(Records from a data source)
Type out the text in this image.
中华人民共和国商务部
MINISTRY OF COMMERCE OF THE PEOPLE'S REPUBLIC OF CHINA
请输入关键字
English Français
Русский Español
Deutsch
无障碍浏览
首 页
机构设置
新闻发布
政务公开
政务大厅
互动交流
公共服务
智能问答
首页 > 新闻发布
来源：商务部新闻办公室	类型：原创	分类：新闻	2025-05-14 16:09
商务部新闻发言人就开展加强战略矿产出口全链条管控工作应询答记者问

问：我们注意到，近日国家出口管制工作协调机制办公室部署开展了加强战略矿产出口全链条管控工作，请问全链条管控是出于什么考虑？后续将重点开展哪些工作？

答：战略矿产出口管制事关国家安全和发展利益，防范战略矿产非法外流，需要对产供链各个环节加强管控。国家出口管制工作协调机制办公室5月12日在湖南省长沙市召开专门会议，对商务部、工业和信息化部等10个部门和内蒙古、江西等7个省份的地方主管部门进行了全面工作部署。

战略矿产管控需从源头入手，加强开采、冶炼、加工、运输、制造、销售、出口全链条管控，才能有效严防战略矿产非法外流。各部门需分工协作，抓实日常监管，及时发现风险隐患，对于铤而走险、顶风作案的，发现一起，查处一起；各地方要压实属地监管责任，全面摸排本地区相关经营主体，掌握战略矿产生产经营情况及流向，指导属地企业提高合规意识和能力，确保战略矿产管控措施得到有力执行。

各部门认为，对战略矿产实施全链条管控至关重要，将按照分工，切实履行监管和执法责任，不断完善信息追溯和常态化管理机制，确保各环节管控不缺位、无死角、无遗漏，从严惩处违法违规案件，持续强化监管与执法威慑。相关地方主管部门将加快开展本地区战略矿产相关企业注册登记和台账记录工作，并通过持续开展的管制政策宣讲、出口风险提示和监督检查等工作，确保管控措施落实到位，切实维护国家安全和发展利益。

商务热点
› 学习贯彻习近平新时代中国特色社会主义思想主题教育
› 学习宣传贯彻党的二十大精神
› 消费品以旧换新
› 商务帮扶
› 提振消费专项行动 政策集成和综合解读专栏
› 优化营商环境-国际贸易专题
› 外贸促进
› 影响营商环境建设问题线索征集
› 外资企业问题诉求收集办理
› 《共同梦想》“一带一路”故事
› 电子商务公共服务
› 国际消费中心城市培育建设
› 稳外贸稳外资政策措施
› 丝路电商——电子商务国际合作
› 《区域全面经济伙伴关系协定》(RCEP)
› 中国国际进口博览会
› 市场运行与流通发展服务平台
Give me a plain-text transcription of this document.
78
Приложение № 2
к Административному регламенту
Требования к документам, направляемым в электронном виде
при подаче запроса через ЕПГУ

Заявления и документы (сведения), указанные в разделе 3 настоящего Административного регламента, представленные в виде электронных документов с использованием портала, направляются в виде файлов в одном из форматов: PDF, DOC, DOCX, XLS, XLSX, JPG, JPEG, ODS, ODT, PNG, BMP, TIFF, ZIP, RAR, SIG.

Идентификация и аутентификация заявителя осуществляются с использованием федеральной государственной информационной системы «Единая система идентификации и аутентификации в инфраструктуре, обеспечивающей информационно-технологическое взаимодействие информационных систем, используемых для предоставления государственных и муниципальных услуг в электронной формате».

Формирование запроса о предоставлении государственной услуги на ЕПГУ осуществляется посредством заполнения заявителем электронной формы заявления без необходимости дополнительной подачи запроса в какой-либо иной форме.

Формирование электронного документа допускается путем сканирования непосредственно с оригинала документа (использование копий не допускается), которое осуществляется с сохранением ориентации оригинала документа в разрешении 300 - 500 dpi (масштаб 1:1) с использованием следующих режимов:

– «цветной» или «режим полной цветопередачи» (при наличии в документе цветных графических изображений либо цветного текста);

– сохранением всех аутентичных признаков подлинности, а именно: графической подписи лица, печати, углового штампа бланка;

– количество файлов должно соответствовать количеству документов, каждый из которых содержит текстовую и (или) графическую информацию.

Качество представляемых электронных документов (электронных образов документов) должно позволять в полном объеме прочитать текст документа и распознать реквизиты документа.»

---

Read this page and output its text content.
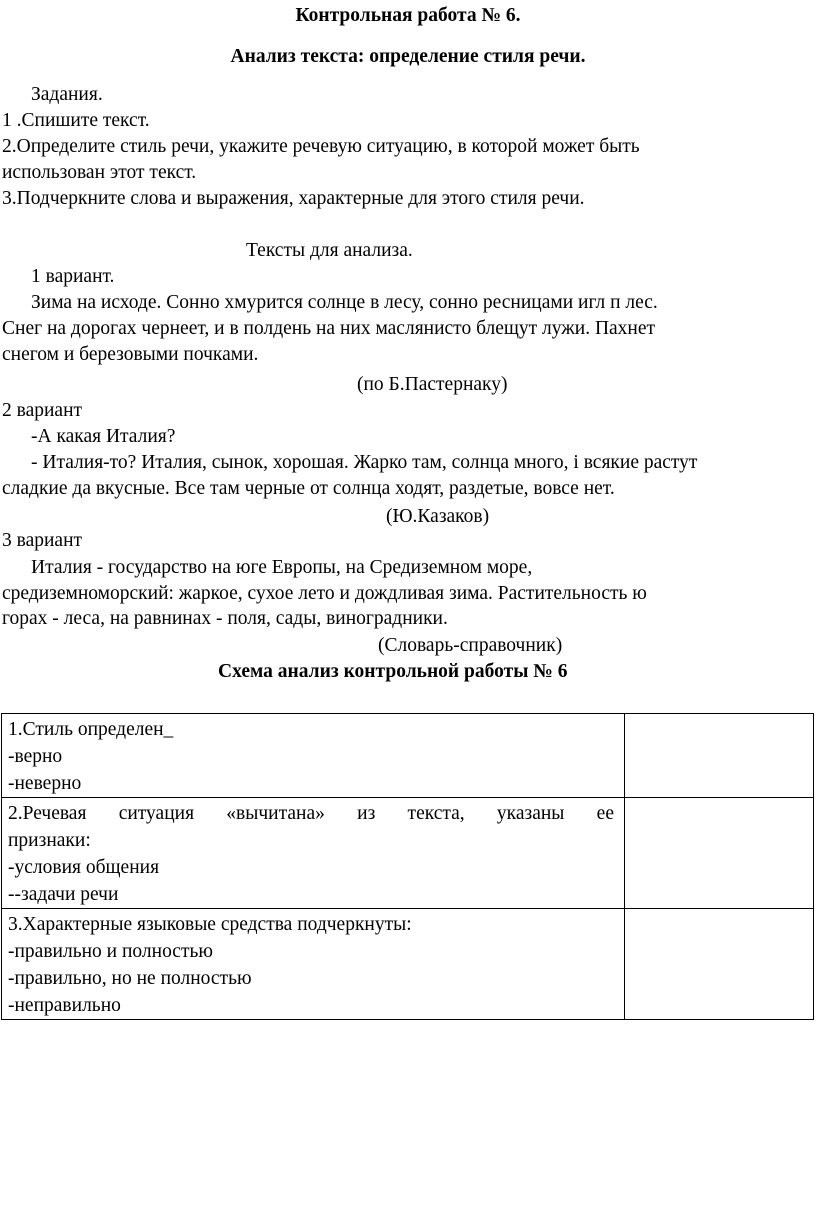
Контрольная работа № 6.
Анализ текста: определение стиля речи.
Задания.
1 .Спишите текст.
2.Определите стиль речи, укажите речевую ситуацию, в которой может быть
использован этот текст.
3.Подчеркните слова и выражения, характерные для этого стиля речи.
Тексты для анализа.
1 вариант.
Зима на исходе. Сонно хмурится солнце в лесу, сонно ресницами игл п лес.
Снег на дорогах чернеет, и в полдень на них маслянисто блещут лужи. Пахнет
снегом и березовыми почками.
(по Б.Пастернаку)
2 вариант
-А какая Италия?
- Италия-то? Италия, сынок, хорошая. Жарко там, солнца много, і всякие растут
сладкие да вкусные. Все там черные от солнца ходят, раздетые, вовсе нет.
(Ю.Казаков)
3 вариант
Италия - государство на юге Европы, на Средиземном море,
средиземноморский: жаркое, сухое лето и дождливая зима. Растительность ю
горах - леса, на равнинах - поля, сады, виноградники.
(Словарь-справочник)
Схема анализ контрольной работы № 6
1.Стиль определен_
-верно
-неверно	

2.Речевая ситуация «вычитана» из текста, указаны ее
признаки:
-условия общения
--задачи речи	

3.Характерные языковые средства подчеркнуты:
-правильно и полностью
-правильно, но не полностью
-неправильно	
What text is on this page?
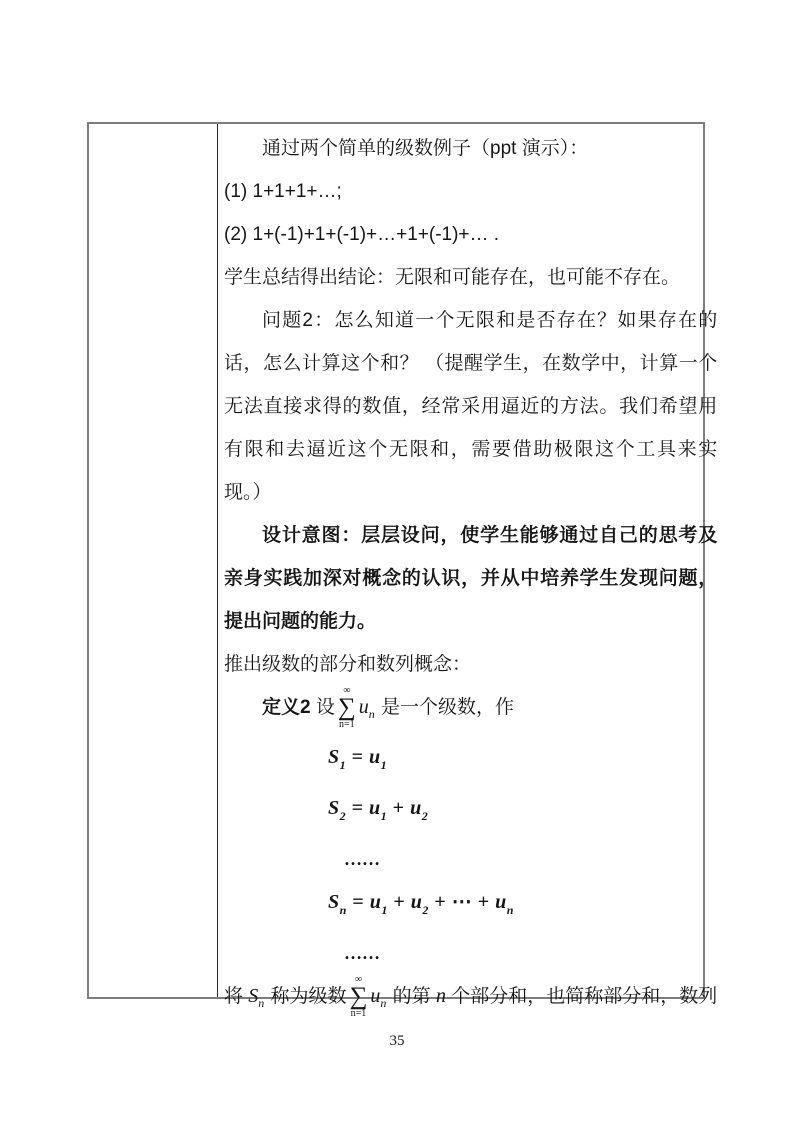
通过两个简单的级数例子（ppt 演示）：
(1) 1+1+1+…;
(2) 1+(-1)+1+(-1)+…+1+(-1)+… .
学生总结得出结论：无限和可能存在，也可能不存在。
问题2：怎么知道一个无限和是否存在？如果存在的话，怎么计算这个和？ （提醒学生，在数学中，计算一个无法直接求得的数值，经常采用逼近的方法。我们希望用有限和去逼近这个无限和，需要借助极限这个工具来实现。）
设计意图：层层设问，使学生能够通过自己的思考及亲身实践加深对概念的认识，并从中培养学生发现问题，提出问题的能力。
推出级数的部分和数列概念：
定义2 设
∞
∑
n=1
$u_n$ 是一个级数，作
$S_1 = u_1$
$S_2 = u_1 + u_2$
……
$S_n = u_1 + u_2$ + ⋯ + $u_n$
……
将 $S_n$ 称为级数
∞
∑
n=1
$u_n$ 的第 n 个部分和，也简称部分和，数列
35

▸ WHAT YOU WILL DO: Write out each line of the data that holds the string "речи".

▸ SOLUTION TO THIS PROBLEM:
Анализ текста: определение стиля речи.
2.Определите стиль речи, укажите речевую ситуацию, в которой может быть
3.Подчеркните слова и выражения, характерные для этого стиля речи.
--задачи речи	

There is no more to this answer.